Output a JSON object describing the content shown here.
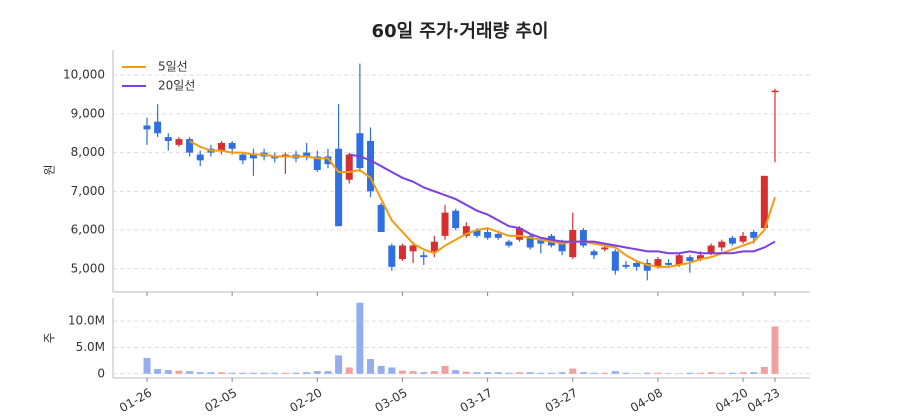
{
  "chart_data": [
    {
      "type": "candlestick",
      "title": "60일 주가·거래량 추이",
      "y_label": "원",
      "open": [
        8700,
        8800,
        8400,
        8200,
        8350,
        7950,
        8100,
        8050,
        8250,
        7950,
        7950,
        8000,
        7900,
        7900,
        7950,
        8000,
        7900,
        7900,
        8100,
        7300,
        8500,
        8300,
        6650,
        5600,
        5250,
        5450,
        5350,
        5450,
        5850,
        6500,
        5850,
        6000,
        5950,
        5900,
        5700,
        5750,
        5850,
        5750,
        5850,
        5650,
        5300,
        6000,
        5450,
        5500,
        5450,
        5100,
        5150,
        5150,
        5050,
        5150,
        5100,
        5300,
        5250,
        5400,
        5550,
        5800,
        5700,
        5950,
        6050,
        9600
      ],
      "high": [
        8900,
        9250,
        8500,
        8400,
        8400,
        8050,
        8200,
        8300,
        8300,
        8000,
        8100,
        8100,
        8000,
        8000,
        8050,
        8250,
        8050,
        8100,
        9250,
        8000,
        10300,
        8650,
        6700,
        5650,
        5650,
        5700,
        5450,
        5850,
        6650,
        6550,
        6200,
        6050,
        6050,
        5950,
        5750,
        6100,
        5900,
        5800,
        5900,
        5750,
        6450,
        6050,
        5500,
        5600,
        5500,
        5200,
        5200,
        5250,
        5300,
        5250,
        5400,
        5350,
        5450,
        5650,
        5750,
        5850,
        5950,
        6000,
        7400,
        9650
      ],
      "low": [
        8200,
        8400,
        8050,
        8150,
        7900,
        7650,
        7900,
        7950,
        7950,
        7700,
        7400,
        7800,
        7750,
        7450,
        7750,
        7800,
        7500,
        7600,
        6100,
        7200,
        7500,
        6850,
        5950,
        4950,
        5200,
        5150,
        5100,
        5300,
        5750,
        6000,
        5800,
        5800,
        5750,
        5750,
        5550,
        5700,
        5500,
        5400,
        5550,
        5350,
        5250,
        5550,
        5250,
        5450,
        4850,
        5000,
        4950,
        4700,
        5000,
        5050,
        5050,
        4900,
        5200,
        5350,
        5450,
        5600,
        5650,
        5650,
        6000,
        7750
      ],
      "close": [
        8600,
        8500,
        8300,
        8350,
        8000,
        7800,
        8000,
        8250,
        8100,
        7800,
        7850,
        7900,
        7850,
        7950,
        7850,
        7900,
        7550,
        7700,
        6100,
        7950,
        7600,
        7000,
        5950,
        5050,
        5600,
        5600,
        5300,
        5700,
        6450,
        6050,
        6100,
        5850,
        5800,
        5800,
        5600,
        6050,
        5550,
        5650,
        5600,
        5450,
        6000,
        5600,
        5350,
        5550,
        4950,
        5050,
        5050,
        4950,
        5250,
        5100,
        5350,
        5200,
        5350,
        5600,
        5700,
        5650,
        5850,
        5800,
        7400,
        9600
      ],
      "up_color": "#d62f2f",
      "down_color": "#2f6fe0",
      "series": [
        {
          "name": "5일선",
          "color": "#f39c12",
          "values": [
            null,
            null,
            null,
            null,
            8300,
            8150,
            8050,
            8050,
            8000,
            8000,
            7950,
            7950,
            7900,
            7900,
            7900,
            7900,
            7850,
            7850,
            7500,
            7500,
            7550,
            7350,
            6800,
            6250,
            5950,
            5650,
            5500,
            5400,
            5600,
            5750,
            5900,
            6000,
            6050,
            5950,
            5850,
            5850,
            5800,
            5750,
            5700,
            5650,
            5700,
            5700,
            5650,
            5600,
            5550,
            5350,
            5200,
            5100,
            5050,
            5050,
            5100,
            5150,
            5250,
            5300,
            5400,
            5500,
            5600,
            5700,
            6000,
            6850
          ]
        },
        {
          "name": "20일선",
          "color": "#7b3fe4",
          "values": [
            null,
            null,
            null,
            null,
            null,
            null,
            null,
            null,
            null,
            null,
            null,
            null,
            null,
            null,
            null,
            null,
            null,
            null,
            null,
            7950,
            7900,
            7800,
            7650,
            7500,
            7350,
            7250,
            7100,
            7000,
            6900,
            6800,
            6650,
            6500,
            6400,
            6250,
            6100,
            6050,
            5900,
            5800,
            5750,
            5700,
            5700,
            5700,
            5700,
            5650,
            5600,
            5550,
            5500,
            5450,
            5450,
            5400,
            5400,
            5450,
            5400,
            5400,
            5400,
            5400,
            5450,
            5450,
            5550,
            5700
          ]
        }
      ],
      "ylim": [
        4400,
        10650
      ],
      "yticks": [
        {
          "value": 5000,
          "label": "5,000"
        },
        {
          "value": 6000,
          "label": "6,000"
        },
        {
          "value": 7000,
          "label": "7,000"
        },
        {
          "value": 8000,
          "label": "8,000"
        },
        {
          "value": 9000,
          "label": "9,000"
        },
        {
          "value": 10000,
          "label": "10,000"
        }
      ],
      "grid": true,
      "legend": "upper left"
    },
    {
      "type": "bar",
      "y_label": "주",
      "categories": [
        "01-26",
        null,
        null,
        null,
        null,
        null,
        null,
        null,
        "02-05",
        null,
        null,
        null,
        null,
        null,
        null,
        null,
        "02-20",
        null,
        null,
        null,
        null,
        null,
        null,
        null,
        "03-05",
        null,
        null,
        null,
        null,
        null,
        null,
        null,
        "03-17",
        null,
        null,
        null,
        null,
        null,
        null,
        null,
        "03-27",
        null,
        null,
        null,
        null,
        null,
        null,
        null,
        "04-08",
        null,
        null,
        null,
        null,
        null,
        null,
        null,
        "04-20",
        null,
        null,
        "04-23"
      ],
      "values": [
        3000000,
        900000,
        700000,
        600000,
        500000,
        300000,
        300000,
        300000,
        200000,
        200000,
        200000,
        200000,
        200000,
        200000,
        200000,
        300000,
        500000,
        500000,
        3500000,
        1200000,
        13500000,
        2800000,
        1500000,
        1200000,
        600000,
        500000,
        300000,
        500000,
        1500000,
        700000,
        400000,
        300000,
        300000,
        300000,
        200000,
        300000,
        300000,
        200000,
        200000,
        300000,
        1000000,
        300000,
        200000,
        200000,
        500000,
        200000,
        100000,
        200000,
        200000,
        100000,
        100000,
        200000,
        200000,
        300000,
        200000,
        200000,
        300000,
        300000,
        1300000,
        9000000
      ],
      "up_color": "#f0a0a0",
      "down_color": "#93adf0",
      "ylim": [
        -800000,
        14400000
      ],
      "yticks": [
        0,
        {
          "value": 5000000,
          "label": "5.0M"
        },
        {
          "value": 10000000,
          "label": "10.0M"
        }
      ],
      "grid": true
    }
  ]
}
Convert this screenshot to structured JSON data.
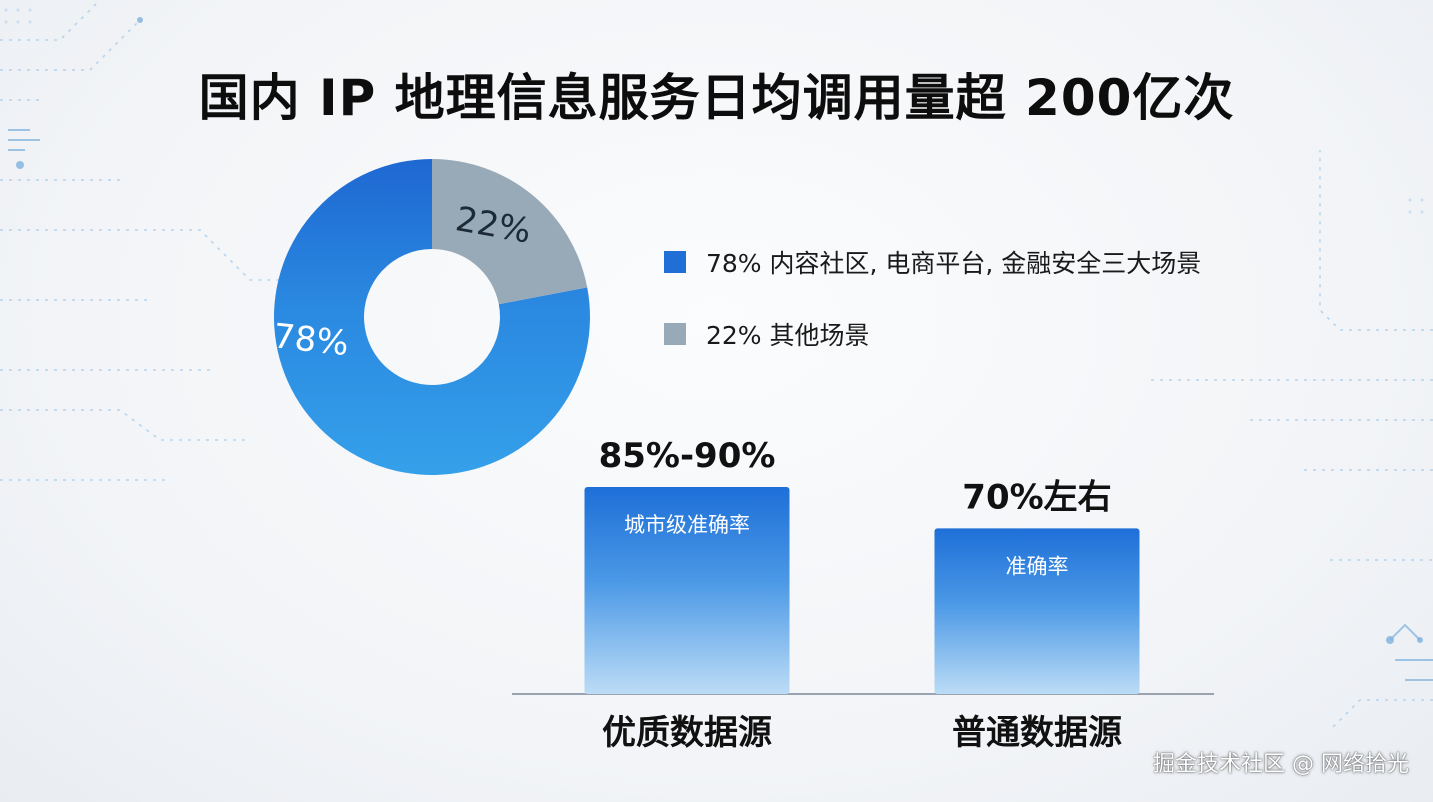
{
  "title": "国内 IP 地理信息服务日均调用量超 200亿次",
  "colors": {
    "blue_dark": "#1f6fd6",
    "blue_light": "#2f97e3",
    "gray": "#98a9b8",
    "bar_top": "#1e6fd8",
    "bar_bottom": "#b7d9f5",
    "baseline": "#9aa4b0"
  },
  "chart_data": [
    {
      "type": "pie",
      "style": "donut",
      "slices": [
        {
          "label": "78%",
          "value": 78,
          "color": "#2a8be0"
        },
        {
          "label": "22%",
          "value": 22,
          "color": "#98a9b8"
        }
      ],
      "legend": [
        {
          "text": "78% 内容社区, 电商平台, 金融安全三大场景",
          "color": "#1f6fd6"
        },
        {
          "text": "22% 其他场景",
          "color": "#98a9b8"
        }
      ],
      "legend_position": "right"
    },
    {
      "type": "bar",
      "categories": [
        "优质数据源",
        "普通数据源"
      ],
      "values": [
        87.5,
        70
      ],
      "value_labels": [
        "85%-90%",
        "70%左右"
      ],
      "inner_labels": [
        "城市级准确率",
        "准确率"
      ],
      "ylim": [
        0,
        87.5
      ]
    }
  ],
  "watermark": "掘金技术社区 @ 网络拾光"
}
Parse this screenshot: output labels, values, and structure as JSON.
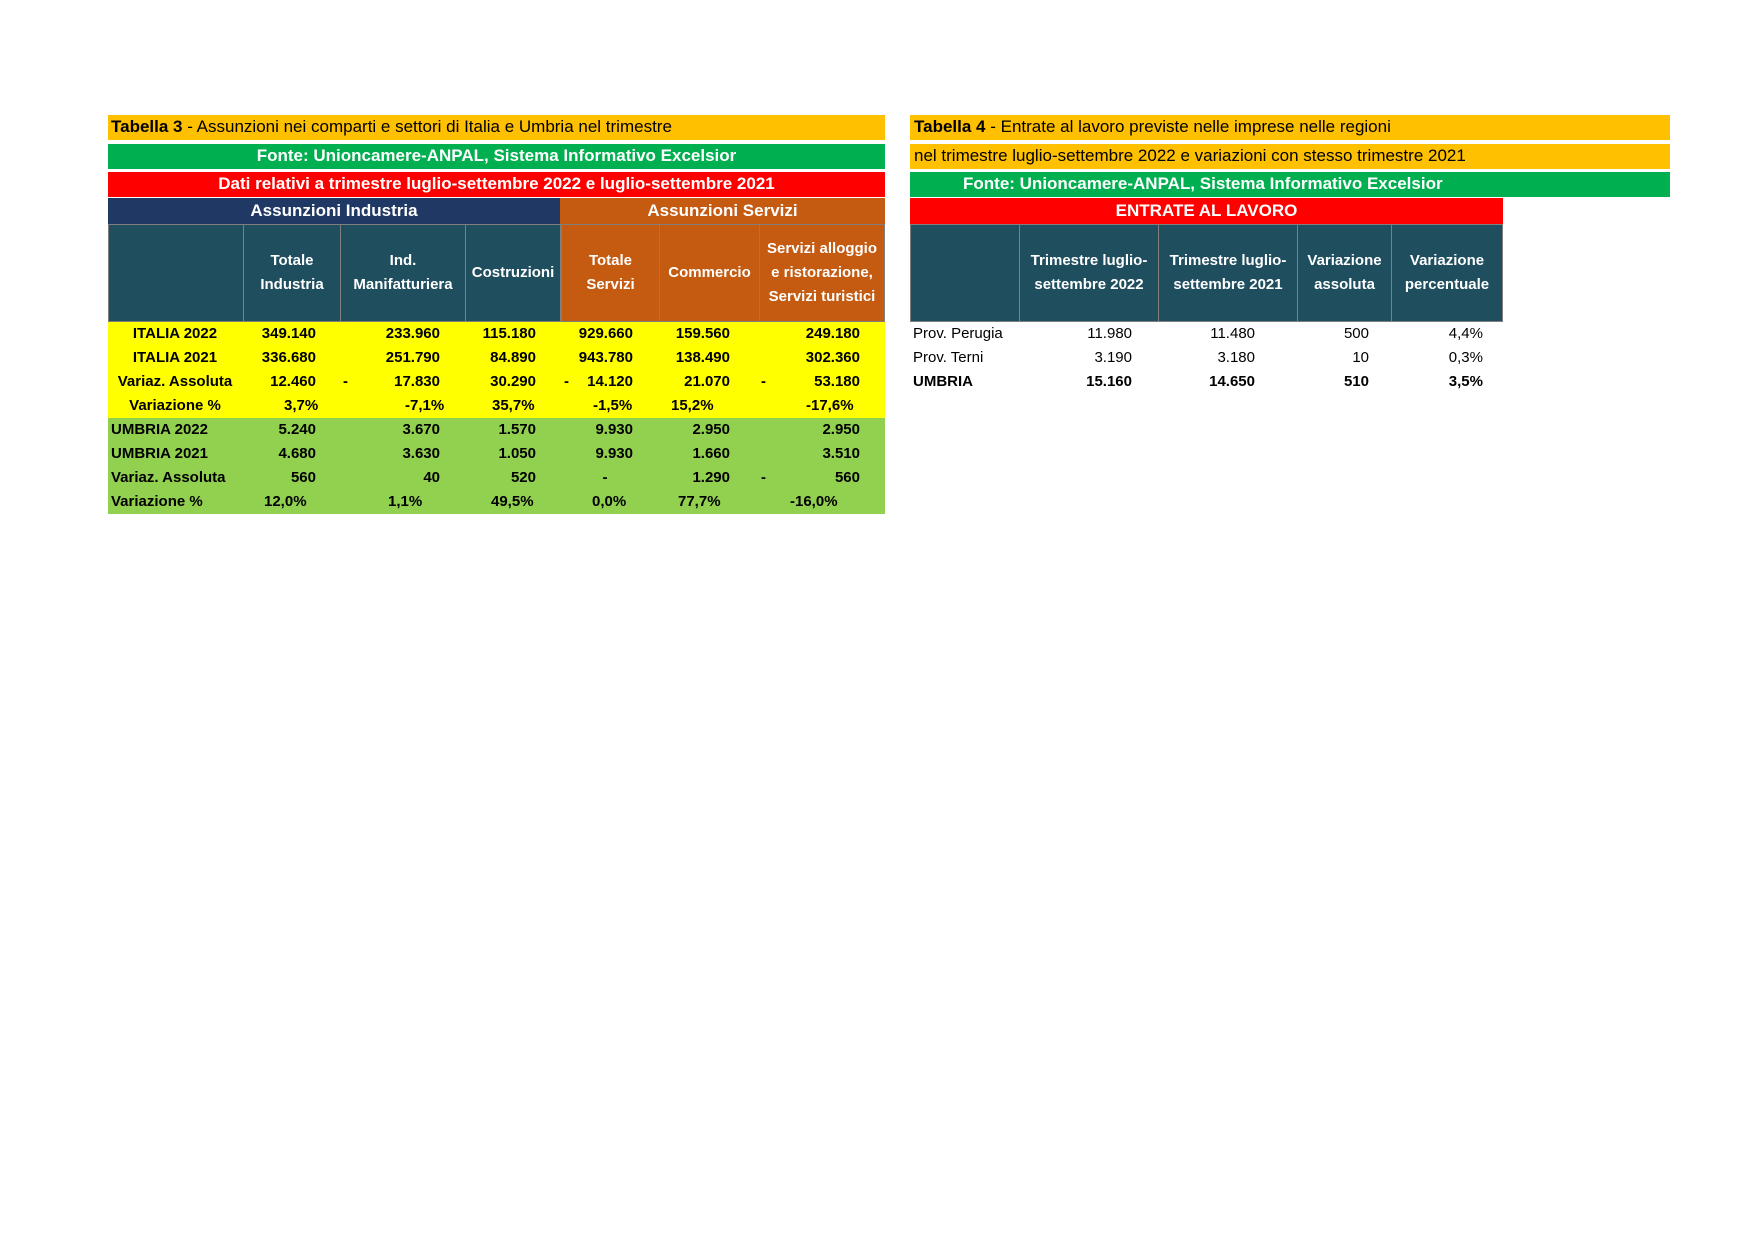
{
  "table3": {
    "title_bold": "Tabella 3",
    "title_rest": " - Assunzioni nei comparti e settori di Italia e Umbria nel trimestre",
    "source": "Fonte: Unioncamere-ANPAL, Sistema Informativo Excelsior",
    "period": "Dati relativi a trimestre luglio-settembre 2022 e luglio-settembre 2021",
    "group_industry": "Assunzioni Industria",
    "group_services": "Assunzioni Servizi",
    "columns": [
      "Totale Industria",
      "Ind. Manifatturiera",
      "Costruzioni",
      "Totale Servizi",
      "Commercio",
      "Servizi alloggio e ristorazione, Servizi turistici"
    ],
    "colors": {
      "title": "#ffc000",
      "source": "#00b050",
      "period": "#ff0000",
      "industry": "#1f3864",
      "services": "#c55a11",
      "italy_rows": "#ffff00",
      "umbria_rows": "#92d050",
      "header_cell": "#1f4e5f"
    },
    "italy_rows": [
      {
        "label": "ITALIA 2022",
        "values": [
          "349.140",
          "233.960",
          "115.180",
          "929.660",
          "159.560",
          "249.180"
        ],
        "dashes": [
          "",
          "",
          "",
          "",
          "",
          ""
        ]
      },
      {
        "label": "ITALIA 2021",
        "values": [
          "336.680",
          "251.790",
          "84.890",
          "943.780",
          "138.490",
          "302.360"
        ],
        "dashes": [
          "",
          "",
          "",
          "",
          "",
          ""
        ]
      },
      {
        "label": "Variaz. Assoluta",
        "values": [
          "12.460",
          "17.830",
          "30.290",
          "14.120",
          "21.070",
          "53.180"
        ],
        "dashes": [
          "",
          "-",
          "",
          "-",
          "",
          "-"
        ]
      },
      {
        "label": "Variazione %",
        "values": [
          "3,7%",
          "-7,1%",
          "35,7%",
          "-1,5%",
          "15,2%",
          "-17,6%"
        ],
        "dashes": [
          "",
          "",
          "",
          "",
          "",
          ""
        ]
      }
    ],
    "umbria_rows": [
      {
        "label": "UMBRIA 2022",
        "values": [
          "5.240",
          "3.670",
          "1.570",
          "9.930",
          "2.950",
          "2.950"
        ],
        "dashes": [
          "",
          "",
          "",
          "",
          "",
          ""
        ]
      },
      {
        "label": "UMBRIA 2021",
        "values": [
          "4.680",
          "3.630",
          "1.050",
          "9.930",
          "1.660",
          "3.510"
        ],
        "dashes": [
          "",
          "",
          "",
          "",
          "",
          ""
        ]
      },
      {
        "label": "Variaz. Assoluta",
        "values": [
          "560",
          "40",
          "520",
          "-",
          "1.290",
          "560"
        ],
        "dashes": [
          "",
          "",
          "",
          "",
          "",
          "-"
        ]
      },
      {
        "label": "Variazione %",
        "values": [
          "12,0%",
          "1,1%",
          "49,5%",
          "0,0%",
          "77,7%",
          "-16,0%"
        ],
        "dashes": [
          "",
          "",
          "",
          "",
          "",
          ""
        ]
      }
    ]
  },
  "table4": {
    "title_bold": "Tabella 4",
    "title_rest": " - Entrate al lavoro previste nelle imprese nelle regioni",
    "title_line2": "nel trimestre luglio-settembre 2022 e variazioni con stesso trimestre 2021",
    "source": "Fonte: Unioncamere-ANPAL, Sistema Informativo Excelsior",
    "section": "ENTRATE AL LAVORO",
    "columns": [
      "Trimestre luglio-settembre 2022",
      "Trimestre luglio-settembre 2021",
      "Variazione assoluta",
      "Variazione percentuale"
    ],
    "rows": [
      {
        "label": "Prov. Perugia",
        "values": [
          "11.980",
          "11.480",
          "500",
          "4,4%"
        ],
        "bold": false
      },
      {
        "label": "Prov. Terni",
        "values": [
          "3.190",
          "3.180",
          "10",
          "0,3%"
        ],
        "bold": false
      },
      {
        "label": "UMBRIA",
        "values": [
          "15.160",
          "14.650",
          "510",
          "3,5%"
        ],
        "bold": true
      }
    ]
  }
}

§

TASK DETAILS:
Report each line of the material above where the word "settembre" appears.

WRITTEN ANSWER:
    "period": "Dati relativi a trimestre luglio-settembre 2022 e luglio-settembre 2021",
    "title_line2": "nel trimestre luglio-settembre 2022 e variazioni con stesso trimestre 2021",
      "Trimestre luglio-settembre 2022",
      "Trimestre luglio-settembre 2021",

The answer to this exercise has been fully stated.